## Objective
Output the material below unchanged, apart from leaving out the pictures.

_ _ _ _ _ _ _

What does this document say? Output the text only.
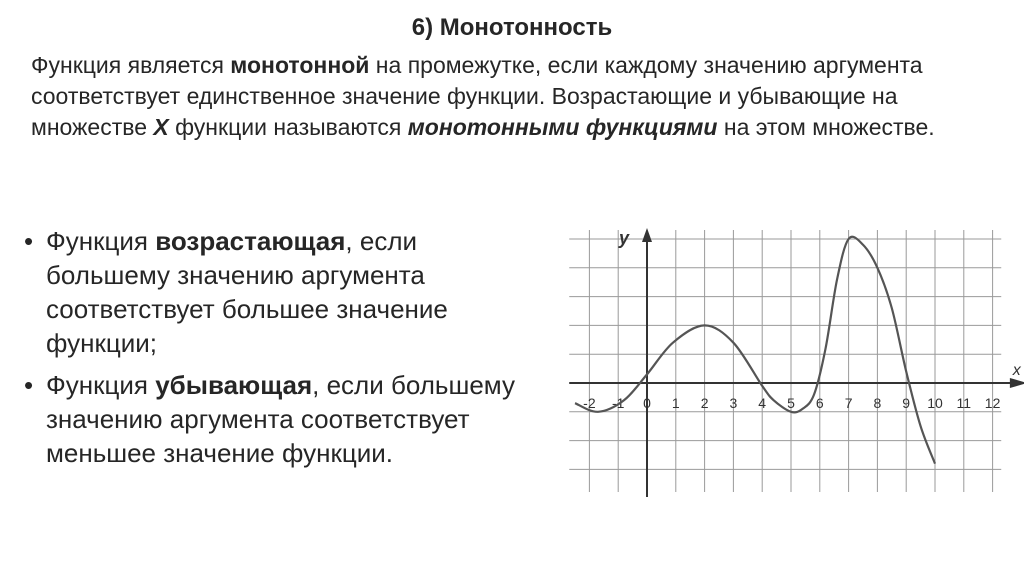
6) Монотонность
Функция является монотонной на промежутке, если каждому значению аргумента соответствует единственное значение функции. Возрастающие и убывающие на множестве X функции называются монотонными функциями на этом множестве.
• Функция возрастающая, если большему значению аргумента соответствует большее значение функции;
• Функция убывающая, если большему значению аргумента соответствует меньшее значение функции.
x
y
-2 -1 0 1 2 3 4 5 6 7 8 9 10 11 12
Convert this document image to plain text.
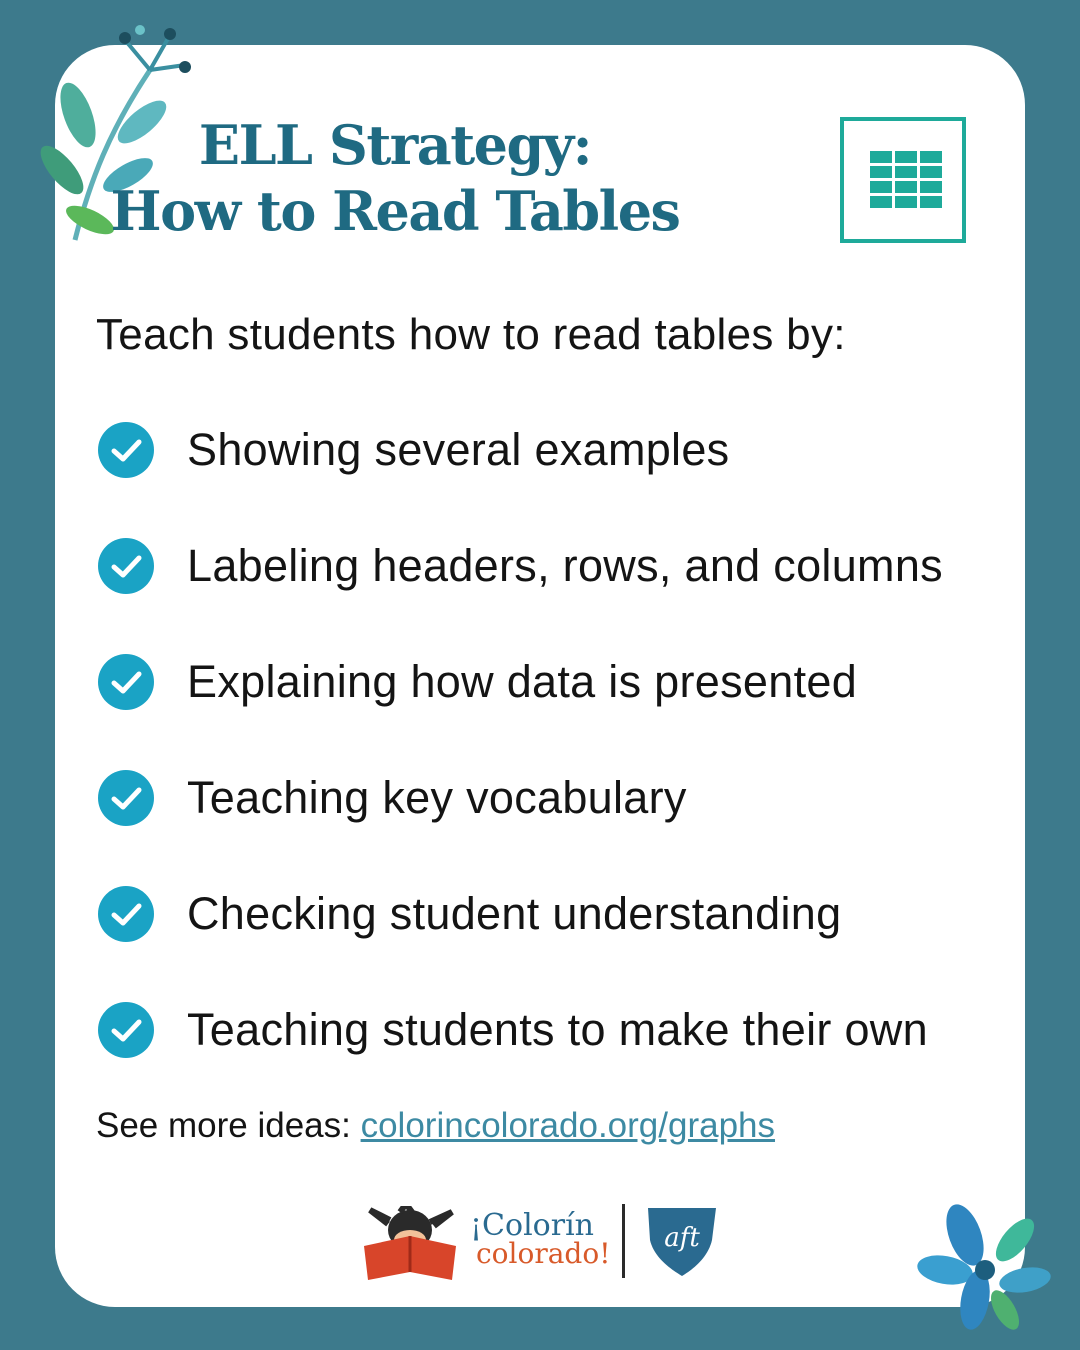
ELL Strategy:
How to Read Tables
Teach students how to read tables by:
Showing several examples
Labeling headers, rows, and columns
Explaining how data is presented
Teaching key vocabulary
Checking student understanding
Teaching students to make their own
See more ideas: colorincolorado.org/graphs
¡Colorín
colorado! aft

_ _ _ _ _ _ _

## Response below
What does this document say? Output the text only.
6) Монотонность
Функция является монотонной на промежутке, если каждому значению аргумента соответствует единственное значение функции. Возрастающие и убывающие на множестве X функции называются монотонными функциями на этом множестве.
• Функция возрастающая, если большему значению аргумента соответствует большее значение функции;
• Функция убывающая, если большему значению аргумента соответствует меньшее значение функции.
x
y
-2 -1 0 1 2 3 4 5 6 7 8 9 10 11 12
Convert this document image to plain text.
ELL Strategy:
How to Read Tables
Teach students how to read tables by:
Showing several examples
Labeling headers, rows, and columns
Explaining how data is presented
Teaching key vocabulary
Checking student understanding
Teaching students to make their own
See more ideas: colorincolorado.org/graphs
¡Colorín
colorado! aft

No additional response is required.